START Selected extract

In terms of actual performance, 31% of the respondents think the S&P 500 will finish 2013 at between 1,500 and 1,599, reflecting a gain of between 5.2% and 12.1% from where it was trading at year-end 2012.

The second-largest category of respondents, 25%, pegged the S&P’s 2013 finish at between 1,400 and 1,499, representing a range between a 1.8% decline and a 5.1% gain.

The S&P closed the year at 1,426 on Dec. 31, representing a 2012 price gain of 13.4%.

ATTRACTIVE VALUATIONS

Only 11% of the survey respondents expect returns beyond 12% in 2013, but there is some evidence of extreme caution on the other end of the spectrum. About 33% of the advisers surveyed see the S&P finishing the year at 1,399 or lower.

The extreme bearish outlooks do not fall in line with most economic forecasts, especially considering how strong the market was throughout the sluggish economy of 2012.

“It would be hard to argue that the stock market is overvalued right now,” said Brian Gendreau, market strategist at Cetera Financial Group Inc. and professor of finance at the University of Florida.

“You have to consider that the stock market was strong in 2012 despite all the hand-wringing and all the cash sitting on the sidelines,” he added. “I would think it would be a wise move on the part of equity investors to get in now.”

Such perspectives from Mr. Gendreau and others reflect an outlook that goes beyond the heated fiscal cliff debates that dominated much of December.

“The first challenge is the fiscal cliff, and the second is some kind of grand bargain that includes a long-term deal on tax reform and curbing spending,” Mr. Gendreau added. “But the main support for the equity markets is that valuations are still attractive.”

The S&P’s forward price-earnings ratio, which stands at about 12, implies an earnings yield of about 8%. That is typically considered a good indicator of the future real return for stocks.

Even with the looming uncertainty hovering over the U.S. economy and other world events of potential consequence to markets, the advisers surveyed by InvestmentNews generally favored increasing exposure to stocks over most other asset classes.

END Selected extract

- **Action item**
Continue the article on advisers' 2013 stock market outlook from its final sentence, in the same reporting style.

START Dataset excerpts

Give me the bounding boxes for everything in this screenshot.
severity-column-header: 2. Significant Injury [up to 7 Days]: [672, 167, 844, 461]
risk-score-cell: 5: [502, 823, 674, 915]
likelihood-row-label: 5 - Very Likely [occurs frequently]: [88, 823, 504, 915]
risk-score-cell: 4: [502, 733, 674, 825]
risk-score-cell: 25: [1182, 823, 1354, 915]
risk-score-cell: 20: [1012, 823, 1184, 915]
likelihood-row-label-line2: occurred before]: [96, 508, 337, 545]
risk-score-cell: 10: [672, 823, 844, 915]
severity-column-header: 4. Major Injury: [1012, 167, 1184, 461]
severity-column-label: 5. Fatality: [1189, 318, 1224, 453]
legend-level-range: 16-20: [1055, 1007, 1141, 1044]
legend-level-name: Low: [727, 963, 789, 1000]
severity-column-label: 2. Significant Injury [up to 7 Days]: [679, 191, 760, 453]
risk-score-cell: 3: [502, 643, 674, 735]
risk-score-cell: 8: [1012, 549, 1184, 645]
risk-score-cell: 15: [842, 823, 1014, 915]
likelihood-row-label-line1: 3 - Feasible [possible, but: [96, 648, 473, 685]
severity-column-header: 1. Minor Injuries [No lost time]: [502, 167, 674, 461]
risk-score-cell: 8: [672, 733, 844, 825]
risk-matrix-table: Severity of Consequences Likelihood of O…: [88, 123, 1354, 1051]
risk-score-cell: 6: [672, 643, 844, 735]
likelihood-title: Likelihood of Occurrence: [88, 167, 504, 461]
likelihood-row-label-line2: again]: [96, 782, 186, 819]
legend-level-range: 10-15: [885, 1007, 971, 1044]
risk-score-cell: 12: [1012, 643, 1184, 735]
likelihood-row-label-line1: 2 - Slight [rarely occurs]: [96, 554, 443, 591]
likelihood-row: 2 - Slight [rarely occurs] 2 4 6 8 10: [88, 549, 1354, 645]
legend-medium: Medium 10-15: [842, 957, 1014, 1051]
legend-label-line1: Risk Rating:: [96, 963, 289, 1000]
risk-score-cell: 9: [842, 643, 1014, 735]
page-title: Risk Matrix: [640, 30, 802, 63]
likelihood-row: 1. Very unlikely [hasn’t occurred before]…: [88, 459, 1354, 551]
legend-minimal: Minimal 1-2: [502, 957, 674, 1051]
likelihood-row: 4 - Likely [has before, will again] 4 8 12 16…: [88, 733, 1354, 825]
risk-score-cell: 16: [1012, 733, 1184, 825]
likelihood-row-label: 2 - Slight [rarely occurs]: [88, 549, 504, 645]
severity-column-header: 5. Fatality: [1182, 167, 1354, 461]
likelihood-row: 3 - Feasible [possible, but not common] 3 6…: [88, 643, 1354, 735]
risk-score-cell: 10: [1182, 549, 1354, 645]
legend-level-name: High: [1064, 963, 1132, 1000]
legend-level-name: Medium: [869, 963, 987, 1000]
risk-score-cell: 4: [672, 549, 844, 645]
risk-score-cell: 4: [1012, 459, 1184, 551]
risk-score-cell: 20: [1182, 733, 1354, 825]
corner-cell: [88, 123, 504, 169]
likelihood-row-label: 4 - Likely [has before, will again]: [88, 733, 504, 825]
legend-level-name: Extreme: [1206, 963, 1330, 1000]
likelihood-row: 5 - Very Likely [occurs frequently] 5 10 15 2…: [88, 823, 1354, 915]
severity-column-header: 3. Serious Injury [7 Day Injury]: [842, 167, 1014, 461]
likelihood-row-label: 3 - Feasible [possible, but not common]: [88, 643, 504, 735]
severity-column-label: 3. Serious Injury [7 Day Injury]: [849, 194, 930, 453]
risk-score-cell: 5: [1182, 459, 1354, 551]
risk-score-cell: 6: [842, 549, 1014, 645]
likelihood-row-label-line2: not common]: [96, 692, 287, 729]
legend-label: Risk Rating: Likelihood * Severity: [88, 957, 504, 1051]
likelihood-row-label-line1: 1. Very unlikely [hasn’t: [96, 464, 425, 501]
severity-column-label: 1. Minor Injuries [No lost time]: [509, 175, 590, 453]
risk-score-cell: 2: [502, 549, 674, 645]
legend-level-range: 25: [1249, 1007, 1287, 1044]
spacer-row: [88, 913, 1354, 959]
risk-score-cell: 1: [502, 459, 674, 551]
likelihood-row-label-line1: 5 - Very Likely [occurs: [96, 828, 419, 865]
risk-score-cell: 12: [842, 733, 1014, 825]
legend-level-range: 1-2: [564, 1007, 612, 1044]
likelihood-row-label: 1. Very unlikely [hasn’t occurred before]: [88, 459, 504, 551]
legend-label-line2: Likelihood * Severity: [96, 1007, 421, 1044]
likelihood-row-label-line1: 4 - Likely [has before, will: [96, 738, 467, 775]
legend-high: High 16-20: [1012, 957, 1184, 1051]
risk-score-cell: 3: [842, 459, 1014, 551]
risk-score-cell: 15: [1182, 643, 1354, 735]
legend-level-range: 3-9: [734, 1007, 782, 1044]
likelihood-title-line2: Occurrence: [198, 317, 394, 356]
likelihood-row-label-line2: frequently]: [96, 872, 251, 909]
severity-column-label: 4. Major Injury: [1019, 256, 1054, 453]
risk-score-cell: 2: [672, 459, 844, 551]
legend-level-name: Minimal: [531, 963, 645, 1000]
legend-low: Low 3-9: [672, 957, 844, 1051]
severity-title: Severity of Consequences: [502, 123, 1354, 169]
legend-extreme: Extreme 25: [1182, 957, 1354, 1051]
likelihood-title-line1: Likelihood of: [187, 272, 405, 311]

END Dataset excerpts

- **Task output**
BROAD STOCK APPEAL

Along with the 44.8% intending to advise clients to increase their allocation to U.S. equities, 51.4% of advisers will recommend increases to emerging-markets equity; 35.7% will suggest higher allocations to international equity.

Even the tilt toward emerging markets can be interpreted as bullishness on U.S. stocks, according to Erik Ristuben, chief investment strategist at Russell Investments.

“A continued recovery in the U.S. is good for the emerging markets, and in the U.S. we expect the economy to grow at around 2% in 2013,” he said. “For the start of the year, we’ve always expected some short-term volatility from the fiscal cliff debate, but on balance we think the emerging-market equities will have a better year than developed markets.”

Rob Haworth, senior investment strategist at U.S. Bank Wealth Management, also subscribes to the theory of 2013 being a “tale of two halves.” But he added: “Whether we go over the cliff or not, the first half of the year will be sluggish.”

From his perspective, it could all come down to a test of consumer confidence in the year ahead, as well as some increased spending and hiring by the private sector.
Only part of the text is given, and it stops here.